▼

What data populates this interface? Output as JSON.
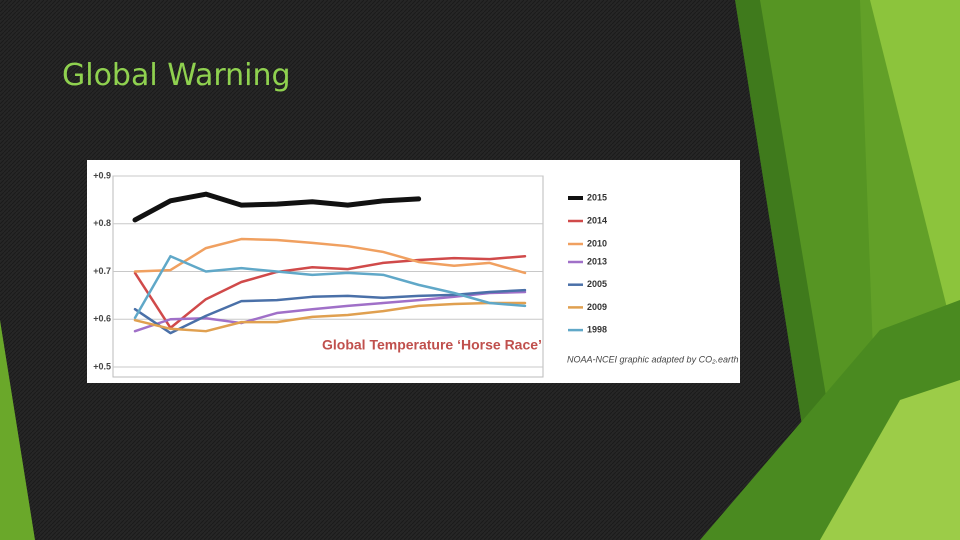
{
  "slide_title": "Global Warning",
  "chart_data": {
    "type": "line",
    "title": "Global Temperature ‘Horse Race’",
    "annotation": "NOAA-NCEI graphic adapted by CO₂.earth",
    "categories": [
      null,
      null,
      null,
      null,
      null,
      null,
      null,
      null,
      null,
      null,
      null,
      null
    ],
    "ylim": [
      0.5,
      0.9
    ],
    "yticks": [
      {
        "value": 0.9,
        "label": "+0.9"
      },
      {
        "value": 0.8,
        "label": "+0.8"
      },
      {
        "value": 0.7,
        "label": "+0.7"
      },
      {
        "value": 0.6,
        "label": "+0.6"
      },
      {
        "value": 0.5,
        "label": "+0.5"
      }
    ],
    "grid": true,
    "legend": "right",
    "series": [
      {
        "name": "2015",
        "color": "#111111",
        "values": [
          0.808,
          0.848,
          0.862,
          0.839,
          0.841,
          0.846,
          0.839,
          0.848,
          0.852,
          null,
          null,
          null
        ]
      },
      {
        "name": "2014",
        "color": "#d04a4a",
        "values": [
          0.697,
          0.582,
          0.642,
          0.678,
          0.699,
          0.709,
          0.705,
          0.718,
          0.724,
          0.728,
          0.726,
          0.732
        ]
      },
      {
        "name": "2010",
        "color": "#f0a060",
        "values": [
          0.7,
          0.703,
          0.749,
          0.768,
          0.766,
          0.76,
          0.753,
          0.741,
          0.72,
          0.712,
          0.718,
          0.697
        ]
      },
      {
        "name": "2013",
        "color": "#a070c8",
        "values": [
          0.575,
          0.6,
          0.602,
          0.592,
          0.613,
          0.621,
          0.628,
          0.634,
          0.64,
          0.647,
          0.655,
          0.657
        ]
      },
      {
        "name": "2005",
        "color": "#4a70a8",
        "values": [
          0.621,
          0.571,
          0.607,
          0.638,
          0.64,
          0.647,
          0.649,
          0.645,
          0.649,
          0.651,
          0.657,
          0.661
        ]
      },
      {
        "name": "2009",
        "color": "#e0a050",
        "values": [
          0.598,
          0.58,
          0.575,
          0.594,
          0.594,
          0.605,
          0.609,
          0.617,
          0.628,
          0.632,
          0.634,
          0.634
        ]
      },
      {
        "name": "1998",
        "color": "#60a8c8",
        "values": [
          0.603,
          0.732,
          0.7,
          0.707,
          0.7,
          0.693,
          0.697,
          0.693,
          0.672,
          0.655,
          0.634,
          0.628
        ]
      }
    ]
  }
}
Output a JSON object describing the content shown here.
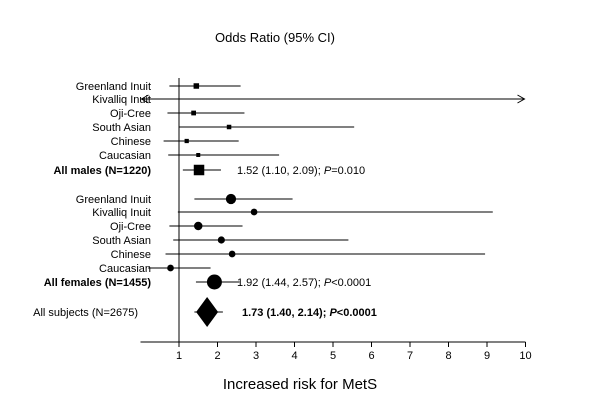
{
  "chart_data": {
    "type": "forest",
    "title": "Odds Ratio (95% CI)",
    "xlabel": "Increased risk for MetS",
    "xlim": [
      0,
      10
    ],
    "reference_line": 1,
    "x_ticks": [
      1,
      2,
      3,
      4,
      5,
      6,
      7,
      8,
      9,
      10
    ],
    "colors": {
      "marks": "#000000",
      "background": "#ffffff"
    },
    "rows": [
      {
        "label": "Greenland Inuit",
        "or": 1.45,
        "lo": 0.75,
        "hi": 2.6,
        "marker": "square",
        "weight": 1,
        "bold": false
      },
      {
        "label": "Kivalliq Inuit",
        "or": null,
        "lo": 0,
        "hi": 10,
        "marker": "none",
        "weight": 0,
        "bold": false,
        "arrows": "both"
      },
      {
        "label": "Oji-Cree",
        "or": 1.38,
        "lo": 0.7,
        "hi": 2.7,
        "marker": "square",
        "weight": 0.7,
        "bold": false
      },
      {
        "label": "South Asian",
        "or": 2.3,
        "lo": 1.0,
        "hi": 5.55,
        "marker": "square",
        "weight": 0.6,
        "bold": false
      },
      {
        "label": "Chinese",
        "or": 1.2,
        "lo": 0.6,
        "hi": 2.55,
        "marker": "square",
        "weight": 0.5,
        "bold": false
      },
      {
        "label": "Caucasian",
        "or": 1.5,
        "lo": 0.72,
        "hi": 3.6,
        "marker": "square",
        "weight": 0.4,
        "bold": false
      },
      {
        "label": "All males (N=1220)",
        "or": 1.52,
        "lo": 1.1,
        "hi": 2.09,
        "marker": "square",
        "weight": 3,
        "bold": true,
        "annotation": "1.52 (1.10, 2.09); ",
        "p_label": "P",
        "p_value": "=0.010"
      },
      {
        "label": "Greenland Inuit",
        "or": 2.35,
        "lo": 1.4,
        "hi": 3.95,
        "marker": "circle",
        "weight": 1.6,
        "bold": false
      },
      {
        "label": "Kivalliq Inuit",
        "or": 2.95,
        "lo": 0.97,
        "hi": 9.15,
        "marker": "circle",
        "weight": 0.8,
        "bold": false
      },
      {
        "label": "Oji-Cree",
        "or": 1.5,
        "lo": 0.75,
        "hi": 2.65,
        "marker": "circle",
        "weight": 1.2,
        "bold": false
      },
      {
        "label": "South Asian",
        "or": 2.1,
        "lo": 0.85,
        "hi": 5.4,
        "marker": "circle",
        "weight": 0.9,
        "bold": false
      },
      {
        "label": "Chinese",
        "or": 2.38,
        "lo": 0.65,
        "hi": 8.95,
        "marker": "circle",
        "weight": 0.8,
        "bold": false
      },
      {
        "label": "Caucasian",
        "or": 0.78,
        "lo": 0.2,
        "hi": 1.82,
        "marker": "circle",
        "weight": 0.8,
        "bold": false
      },
      {
        "label": "All females (N=1455)",
        "or": 1.92,
        "lo": 1.44,
        "hi": 2.57,
        "marker": "circle",
        "weight": 3,
        "bold": true,
        "annotation": "1.92 (1.44, 2.57); ",
        "p_label": "P",
        "p_value": "<0.0001"
      },
      {
        "label": "All subjects (N=2675)",
        "or": 1.73,
        "lo": 1.4,
        "hi": 2.14,
        "marker": "diamond",
        "weight": 3,
        "bold": false,
        "annotation": "1.73 (1.40, 2.14); ",
        "p_label": "P",
        "p_value": "<0.0001",
        "annotation_bold": true
      }
    ]
  }
}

▲

• Problem requirements: Repeat each entry exactly as given; no pictures belong in the copy.

• Exercise output:
What data populates this interface? Output as JSON.
{
  "slide_title": "Global Warning",
  "chart_data": {
    "type": "line",
    "title": "Global Temperature ‘Horse Race’",
    "annotation": "NOAA-NCEI graphic adapted by CO₂.earth",
    "categories": [
      null,
      null,
      null,
      null,
      null,
      null,
      null,
      null,
      null,
      null,
      null,
      null
    ],
    "ylim": [
      0.5,
      0.9
    ],
    "yticks": [
      {
        "value": 0.9,
        "label": "+0.9"
      },
      {
        "value": 0.8,
        "label": "+0.8"
      },
      {
        "value": 0.7,
        "label": "+0.7"
      },
      {
        "value": 0.6,
        "label": "+0.6"
      },
      {
        "value": 0.5,
        "label": "+0.5"
      }
    ],
    "grid": true,
    "legend": "right",
    "series": [
      {
        "name": "2015",
        "color": "#111111",
        "values": [
          0.808,
          0.848,
          0.862,
          0.839,
          0.841,
          0.846,
          0.839,
          0.848,
          0.852,
          null,
          null,
          null
        ]
      },
      {
        "name": "2014",
        "color": "#d04a4a",
        "values": [
          0.697,
          0.582,
          0.642,
          0.678,
          0.699,
          0.709,
          0.705,
          0.718,
          0.724,
          0.728,
          0.726,
          0.732
        ]
      },
      {
        "name": "2010",
        "color": "#f0a060",
        "values": [
          0.7,
          0.703,
          0.749,
          0.768,
          0.766,
          0.76,
          0.753,
          0.741,
          0.72,
          0.712,
          0.718,
          0.697
        ]
      },
      {
        "name": "2013",
        "color": "#a070c8",
        "values": [
          0.575,
          0.6,
          0.602,
          0.592,
          0.613,
          0.621,
          0.628,
          0.634,
          0.64,
          0.647,
          0.655,
          0.657
        ]
      },
      {
        "name": "2005",
        "color": "#4a70a8",
        "values": [
          0.621,
          0.571,
          0.607,
          0.638,
          0.64,
          0.647,
          0.649,
          0.645,
          0.649,
          0.651,
          0.657,
          0.661
        ]
      },
      {
        "name": "2009",
        "color": "#e0a050",
        "values": [
          0.598,
          0.58,
          0.575,
          0.594,
          0.594,
          0.605,
          0.609,
          0.617,
          0.628,
          0.632,
          0.634,
          0.634
        ]
      },
      {
        "name": "1998",
        "color": "#60a8c8",
        "values": [
          0.603,
          0.732,
          0.7,
          0.707,
          0.7,
          0.693,
          0.697,
          0.693,
          0.672,
          0.655,
          0.634,
          0.628
        ]
      }
    ]
  }
}
Output a JSON object describing the content shown here.
{
  "chart_data": {
    "type": "forest",
    "title": "Odds Ratio (95% CI)",
    "xlabel": "Increased risk for MetS",
    "xlim": [
      0,
      10
    ],
    "reference_line": 1,
    "x_ticks": [
      1,
      2,
      3,
      4,
      5,
      6,
      7,
      8,
      9,
      10
    ],
    "colors": {
      "marks": "#000000",
      "background": "#ffffff"
    },
    "rows": [
      {
        "label": "Greenland Inuit",
        "or": 1.45,
        "lo": 0.75,
        "hi": 2.6,
        "marker": "square",
        "weight": 1,
        "bold": false
      },
      {
        "label": "Kivalliq Inuit",
        "or": null,
        "lo": 0,
        "hi": 10,
        "marker": "none",
        "weight": 0,
        "bold": false,
        "arrows": "both"
      },
      {
        "label": "Oji-Cree",
        "or": 1.38,
        "lo": 0.7,
        "hi": 2.7,
        "marker": "square",
        "weight": 0.7,
        "bold": false
      },
      {
        "label": "South Asian",
        "or": 2.3,
        "lo": 1.0,
        "hi": 5.55,
        "marker": "square",
        "weight": 0.6,
        "bold": false
      },
      {
        "label": "Chinese",
        "or": 1.2,
        "lo": 0.6,
        "hi": 2.55,
        "marker": "square",
        "weight": 0.5,
        "bold": false
      },
      {
        "label": "Caucasian",
        "or": 1.5,
        "lo": 0.72,
        "hi": 3.6,
        "marker": "square",
        "weight": 0.4,
        "bold": false
      },
      {
        "label": "All males (N=1220)",
        "or": 1.52,
        "lo": 1.1,
        "hi": 2.09,
        "marker": "square",
        "weight": 3,
        "bold": true,
        "annotation": "1.52 (1.10, 2.09); ",
        "p_label": "P",
        "p_value": "=0.010"
      },
      {
        "label": "Greenland Inuit",
        "or": 2.35,
        "lo": 1.4,
        "hi": 3.95,
        "marker": "circle",
        "weight": 1.6,
        "bold": false
      },
      {
        "label": "Kivalliq Inuit",
        "or": 2.95,
        "lo": 0.97,
        "hi": 9.15,
        "marker": "circle",
        "weight": 0.8,
        "bold": false
      },
      {
        "label": "Oji-Cree",
        "or": 1.5,
        "lo": 0.75,
        "hi": 2.65,
        "marker": "circle",
        "weight": 1.2,
        "bold": false
      },
      {
        "label": "South Asian",
        "or": 2.1,
        "lo": 0.85,
        "hi": 5.4,
        "marker": "circle",
        "weight": 0.9,
        "bold": false
      },
      {
        "label": "Chinese",
        "or": 2.38,
        "lo": 0.65,
        "hi": 8.95,
        "marker": "circle",
        "weight": 0.8,
        "bold": false
      },
      {
        "label": "Caucasian",
        "or": 0.78,
        "lo": 0.2,
        "hi": 1.82,
        "marker": "circle",
        "weight": 0.8,
        "bold": false
      },
      {
        "label": "All females (N=1455)",
        "or": 1.92,
        "lo": 1.44,
        "hi": 2.57,
        "marker": "circle",
        "weight": 3,
        "bold": true,
        "annotation": "1.92 (1.44, 2.57); ",
        "p_label": "P",
        "p_value": "<0.0001"
      },
      {
        "label": "All subjects (N=2675)",
        "or": 1.73,
        "lo": 1.4,
        "hi": 2.14,
        "marker": "diamond",
        "weight": 3,
        "bold": false,
        "annotation": "1.73 (1.40, 2.14); ",
        "p_label": "P",
        "p_value": "<0.0001",
        "annotation_bold": true
      }
    ]
  }
}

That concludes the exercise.